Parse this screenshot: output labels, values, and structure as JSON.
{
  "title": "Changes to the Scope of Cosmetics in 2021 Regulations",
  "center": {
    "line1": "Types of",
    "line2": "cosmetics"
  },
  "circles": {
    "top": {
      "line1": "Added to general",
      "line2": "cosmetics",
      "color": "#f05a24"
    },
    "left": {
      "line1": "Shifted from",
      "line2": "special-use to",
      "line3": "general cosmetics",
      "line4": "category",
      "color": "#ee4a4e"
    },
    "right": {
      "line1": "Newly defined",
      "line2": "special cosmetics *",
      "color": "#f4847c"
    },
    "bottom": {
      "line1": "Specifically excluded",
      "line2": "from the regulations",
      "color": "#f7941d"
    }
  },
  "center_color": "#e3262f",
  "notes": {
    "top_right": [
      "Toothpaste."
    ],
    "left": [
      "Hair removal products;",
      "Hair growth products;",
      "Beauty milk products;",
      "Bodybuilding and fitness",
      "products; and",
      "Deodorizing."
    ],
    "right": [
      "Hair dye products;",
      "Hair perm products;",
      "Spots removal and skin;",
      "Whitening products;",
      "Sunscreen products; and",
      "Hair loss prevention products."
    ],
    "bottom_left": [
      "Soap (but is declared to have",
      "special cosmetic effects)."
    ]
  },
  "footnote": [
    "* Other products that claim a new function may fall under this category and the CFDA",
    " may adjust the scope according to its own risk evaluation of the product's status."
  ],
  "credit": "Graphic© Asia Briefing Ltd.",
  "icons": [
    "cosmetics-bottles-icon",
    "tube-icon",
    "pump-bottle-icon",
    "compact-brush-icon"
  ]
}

━━━

YOUR OBJECTIVE –
The lines above should be duplicated exactly.

PROBLEM SOLUTION –
Parse this screenshot: output labels, values, and structure as JSON.
{
  "title": "Changes to the Scope of Cosmetics in 2021 Regulations",
  "center": {
    "line1": "Types of",
    "line2": "cosmetics"
  },
  "circles": {
    "top": {
      "line1": "Added to general",
      "line2": "cosmetics",
      "color": "#f05a24"
    },
    "left": {
      "line1": "Shifted from",
      "line2": "special-use to",
      "line3": "general cosmetics",
      "line4": "category",
      "color": "#ee4a4e"
    },
    "right": {
      "line1": "Newly defined",
      "line2": "special cosmetics *",
      "color": "#f4847c"
    },
    "bottom": {
      "line1": "Specifically excluded",
      "line2": "from the regulations",
      "color": "#f7941d"
    }
  },
  "center_color": "#e3262f",
  "notes": {
    "top_right": [
      "Toothpaste."
    ],
    "left": [
      "Hair removal products;",
      "Hair growth products;",
      "Beauty milk products;",
      "Bodybuilding and fitness",
      "products; and",
      "Deodorizing."
    ],
    "right": [
      "Hair dye products;",
      "Hair perm products;",
      "Spots removal and skin;",
      "Whitening products;",
      "Sunscreen products; and",
      "Hair loss prevention products."
    ],
    "bottom_left": [
      "Soap (but is declared to have",
      "special cosmetic effects)."
    ]
  },
  "footnote": [
    "* Other products that claim a new function may fall under this category and the CFDA",
    " may adjust the scope according to its own risk evaluation of the product's status."
  ],
  "credit": "Graphic© Asia Briefing Ltd.",
  "icons": [
    "cosmetics-bottles-icon",
    "tube-icon",
    "pump-bottle-icon",
    "compact-brush-icon"
  ]
}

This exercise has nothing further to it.